• **Stated task**:
Copy each line of the entries that contains the word "ellenhedylamarr".
----------
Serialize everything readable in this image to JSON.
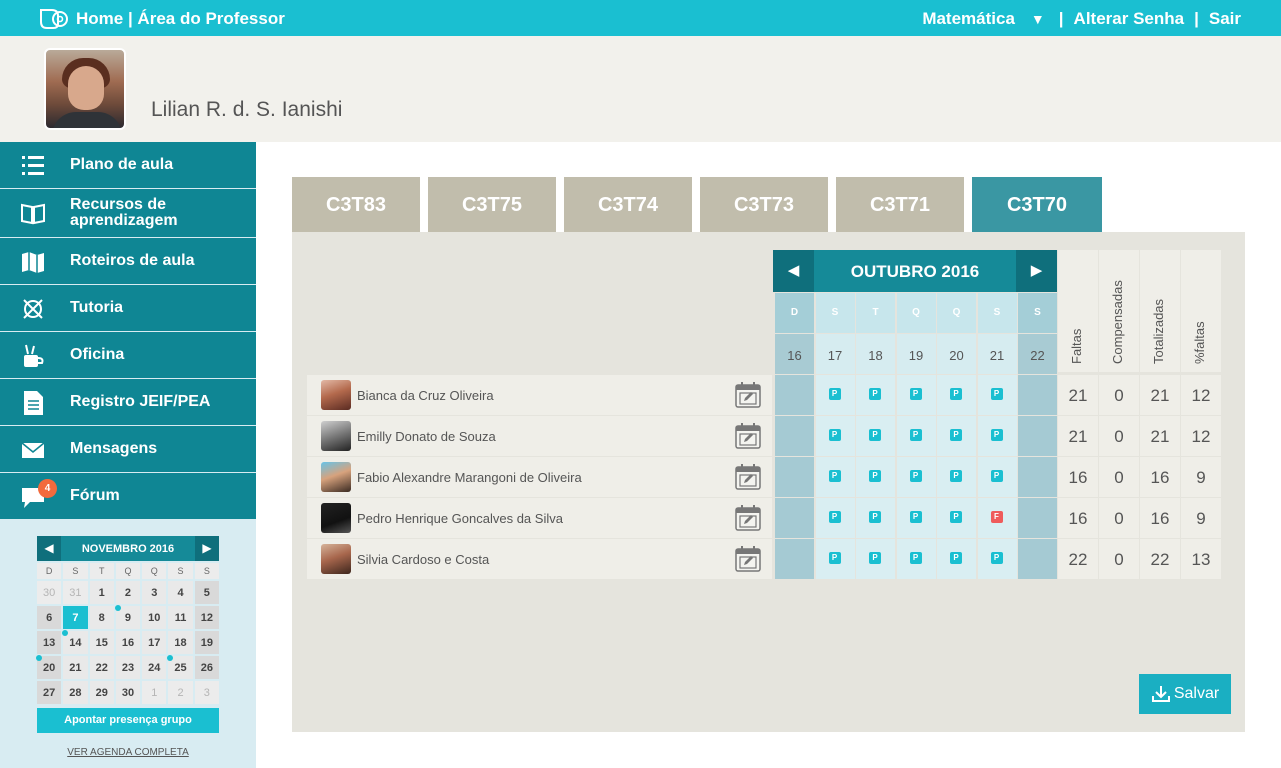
{
  "topbar": {
    "title": "Home | Área do Professor",
    "subject": "Matemática",
    "dropdown_icon": "triangle-down",
    "separator": "|",
    "change_password": "Alterar Senha",
    "separator2": "|",
    "logout": "Sair"
  },
  "profile": {
    "name": "Lilian R. d. S. Ianishi"
  },
  "sidebar": {
    "items": [
      {
        "label": "Plano de aula",
        "icon": "numbered-list-icon"
      },
      {
        "label": "Recursos de aprendizagem",
        "icon": "book-icon"
      },
      {
        "label": "Roteiros de aula",
        "icon": "map-icon"
      },
      {
        "label": "Tutoria",
        "icon": "compass-icon"
      },
      {
        "label": "Oficina",
        "icon": "tools-icon"
      },
      {
        "label": "Registro JEIF/PEA",
        "icon": "document-icon"
      },
      {
        "label": "Mensagens",
        "icon": "envelope-icon"
      },
      {
        "label": "Fórum",
        "icon": "chat-bubble-icon",
        "badge": "4"
      }
    ]
  },
  "mini_calendar": {
    "month": "NOVEMBRO 2016",
    "prev": "◀",
    "next": "▶",
    "weekdays": [
      "D",
      "S",
      "T",
      "Q",
      "Q",
      "S",
      "S"
    ],
    "weeks": [
      [
        "30",
        "31",
        "1",
        "2",
        "3",
        "4",
        "5"
      ],
      [
        "6",
        "7",
        "8",
        "9",
        "10",
        "11",
        "12"
      ],
      [
        "13",
        "14",
        "15",
        "16",
        "17",
        "18",
        "19"
      ],
      [
        "20",
        "21",
        "22",
        "23",
        "24",
        "25",
        "26"
      ],
      [
        "27",
        "28",
        "29",
        "30",
        "1",
        "2",
        "3"
      ]
    ],
    "group_button": "Apontar presença grupo",
    "agenda_link": "VER AGENDA COMPLETA"
  },
  "tabs": [
    "C3T83",
    "C3T75",
    "C3T74",
    "C3T73",
    "C3T71",
    "C3T70"
  ],
  "active_tab": "C3T70",
  "attendance": {
    "month": "OUTUBRO 2016",
    "prev": "◀",
    "next": "▶",
    "weekdays": [
      "D",
      "S",
      "T",
      "Q",
      "Q",
      "S",
      "S"
    ],
    "days": [
      "16",
      "17",
      "18",
      "19",
      "20",
      "21",
      "22"
    ],
    "stat_headers": [
      "Faltas",
      "Compensadas",
      "Totalizadas",
      "%faltas"
    ],
    "students": [
      {
        "name": "Bianca da Cruz Oliveira",
        "marks": [
          "",
          "P",
          "P",
          "P",
          "P",
          "P",
          ""
        ],
        "stats": [
          "21",
          "0",
          "21",
          "12"
        ]
      },
      {
        "name": "Emilly Donato de Souza",
        "marks": [
          "",
          "P",
          "P",
          "P",
          "P",
          "P",
          ""
        ],
        "stats": [
          "21",
          "0",
          "21",
          "12"
        ]
      },
      {
        "name": "Fabio Alexandre Marangoni de Oliveira",
        "marks": [
          "",
          "P",
          "P",
          "P",
          "P",
          "P",
          ""
        ],
        "stats": [
          "16",
          "0",
          "16",
          "9"
        ]
      },
      {
        "name": "Pedro Henrique Goncalves da Silva",
        "marks": [
          "",
          "P",
          "P",
          "P",
          "P",
          "F",
          ""
        ],
        "stats": [
          "16",
          "0",
          "16",
          "9"
        ]
      },
      {
        "name": "Silvia Cardoso e Costa",
        "marks": [
          "",
          "P",
          "P",
          "P",
          "P",
          "P",
          ""
        ],
        "stats": [
          "22",
          "0",
          "22",
          "13"
        ]
      }
    ]
  },
  "save_button": "Salvar",
  "colors": {
    "accent": "#1abfd1",
    "sidebar": "#0f8694",
    "tab_inactive": "#c1bdac",
    "tab_active": "#3a97a3",
    "absent": "#ef5b5b"
  }
}
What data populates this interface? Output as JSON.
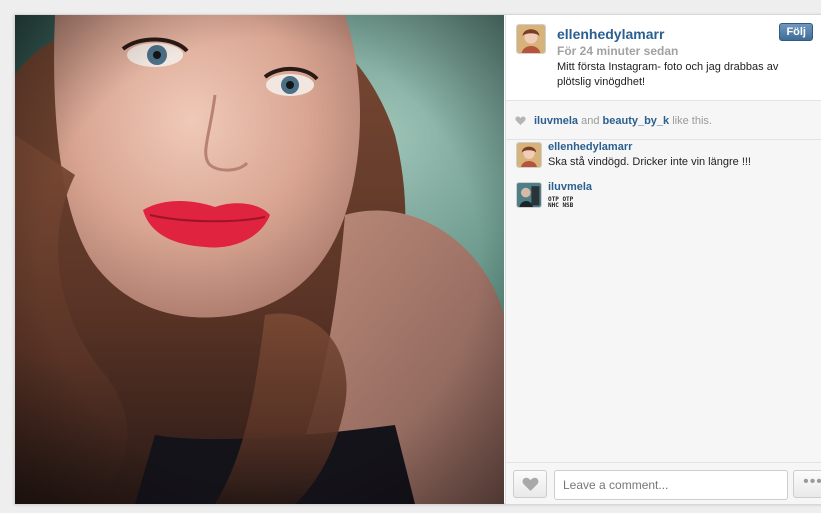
{
  "post": {
    "username": "ellenhedylamarr",
    "time": "För 24 minuter sedan",
    "caption": "Mitt första Instagram- foto och jag drabbas av plötslig vinögdhet!",
    "follow_label": "Följ"
  },
  "likes": {
    "user1": "iluvmela",
    "and": "and",
    "user2": "beauty_by_k",
    "suffix": "like this."
  },
  "comments": [
    {
      "user": "ellenhedylamarr",
      "text": "Ska stå vindögd. Dricker inte vin längre !!!"
    },
    {
      "user": "iluvmela",
      "text": "OTP OTP\nNHC NSB"
    }
  ],
  "footer": {
    "comment_placeholder": "Leave a comment...",
    "more_label": "•••"
  },
  "colors": {
    "link": "#2a5f8f",
    "follow_button": "#3f6d98",
    "lips": "#e0233f"
  },
  "icons": {
    "like": "heart-icon",
    "more": "more-dots-icon"
  }
}
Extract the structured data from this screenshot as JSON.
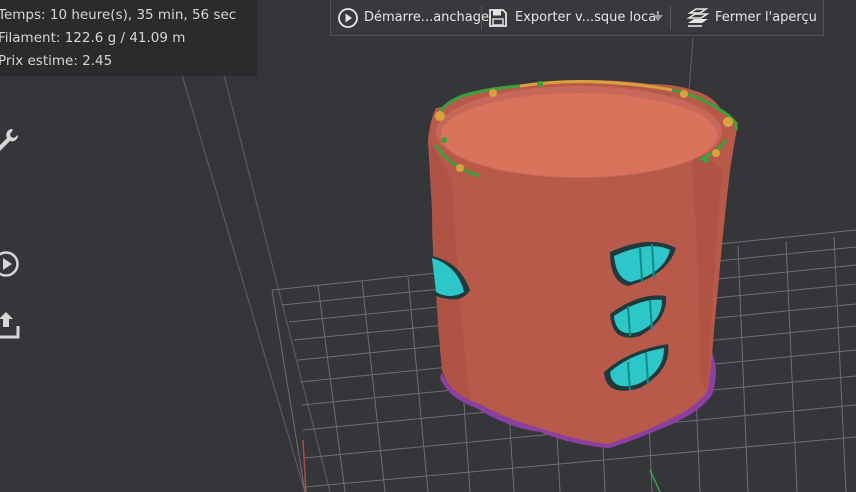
{
  "stats": {
    "time": "Temps: 10 heure(s), 35 min, 56 sec",
    "filament": "Filament: 122.6 g / 41.09 m",
    "price": "Prix estime: 2.45"
  },
  "toolbar": {
    "start_slicing_label": "Démarre...anchage",
    "export_label": "Exporter v...sque local",
    "close_preview_label": "Fermer l'aperçu"
  },
  "sidebar": {
    "icons": [
      "wrench-icon",
      "play-icon",
      "upload-icon"
    ]
  },
  "colors": {
    "background": "#343639",
    "grid": "#5a5c5f",
    "outer_wall": "#b85a4a",
    "inner_wall": "#cf6a52",
    "support": "#2ec7c9",
    "skirt": "#8b3f9e",
    "infill_edge": "#3ca03c"
  }
}
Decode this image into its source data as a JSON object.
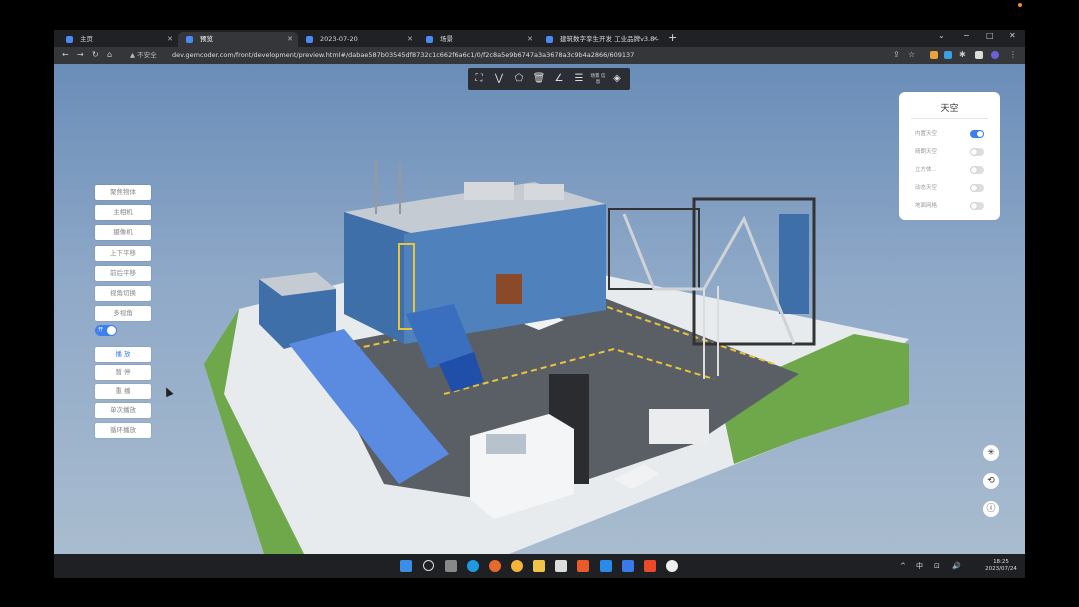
{
  "browser": {
    "tabs": [
      {
        "label": "主页",
        "color": "#4a8af4"
      },
      {
        "label": "预览",
        "color": "#4a8af4"
      },
      {
        "label": "2023-07-20",
        "color": "#4a8af4"
      },
      {
        "label": "场景",
        "color": "#4a8af4"
      },
      {
        "label": "建筑数字孪生开发 工业品牌v3.8 -",
        "color": "#4a8af4"
      }
    ],
    "new_tab": "+",
    "window_controls": {
      "minimize": "−",
      "maximize": "□",
      "close": "✕",
      "menu": "⌄"
    },
    "security_label": "▲ 不安全",
    "url": "dev.gemcoder.com/front/development/preview.html#/dabae587b03545df8732c1c662f6a6c1/0/f2c8a5e9b6747a3a3678a3c9b4a2866/609137"
  },
  "toolbar": {
    "tools": [
      {
        "icon": "fullscreen-icon",
        "glyph": "⛶"
      },
      {
        "icon": "polyline-icon",
        "glyph": "⋁"
      },
      {
        "icon": "polygon-icon",
        "glyph": "⬠"
      },
      {
        "icon": "trash-icon",
        "glyph": "🗑"
      },
      {
        "icon": "angle-icon",
        "glyph": "∠"
      },
      {
        "icon": "list-icon",
        "glyph": "☰"
      },
      {
        "icon": "label-icon",
        "label": "场景 信息"
      },
      {
        "icon": "eraser-icon",
        "glyph": "◈"
      }
    ]
  },
  "left_panel": {
    "buttons": [
      "聚焦物体",
      "主相机",
      "摄像机",
      "上下平移",
      "前后平移",
      "视角切换",
      "多视角"
    ],
    "toggle_label": "开",
    "playback_buttons": [
      "播 放",
      "暂 停",
      "重 播",
      "单次播放",
      "循环播放"
    ]
  },
  "sky_panel": {
    "title": "天空",
    "options": [
      {
        "label": "内置天空",
        "on": true
      },
      {
        "label": "晴朗天空",
        "on": false
      },
      {
        "label": "立方体...",
        "on": false
      },
      {
        "label": "动态天空",
        "on": false
      },
      {
        "label": "地面网格",
        "on": false
      }
    ]
  },
  "right_controls": [
    {
      "icon": "compass-icon",
      "glyph": "✳"
    },
    {
      "icon": "rotate-icon",
      "glyph": "⟲"
    },
    {
      "icon": "info-icon",
      "glyph": "ⓘ"
    }
  ],
  "taskbar": {
    "tray": [
      "^",
      "中",
      "⊡",
      "🔊"
    ],
    "time": "18:25",
    "date": "2023/07/24"
  },
  "colors": {
    "accent": "#3c7ff0",
    "sky_top": "#6a8db8",
    "building_blue": "#3e6fa8",
    "grass": "#6fa84a"
  }
}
----------
• **Correct result**:
    "username": "ellenhedylamarr",
      "user": "ellenhedylamarr",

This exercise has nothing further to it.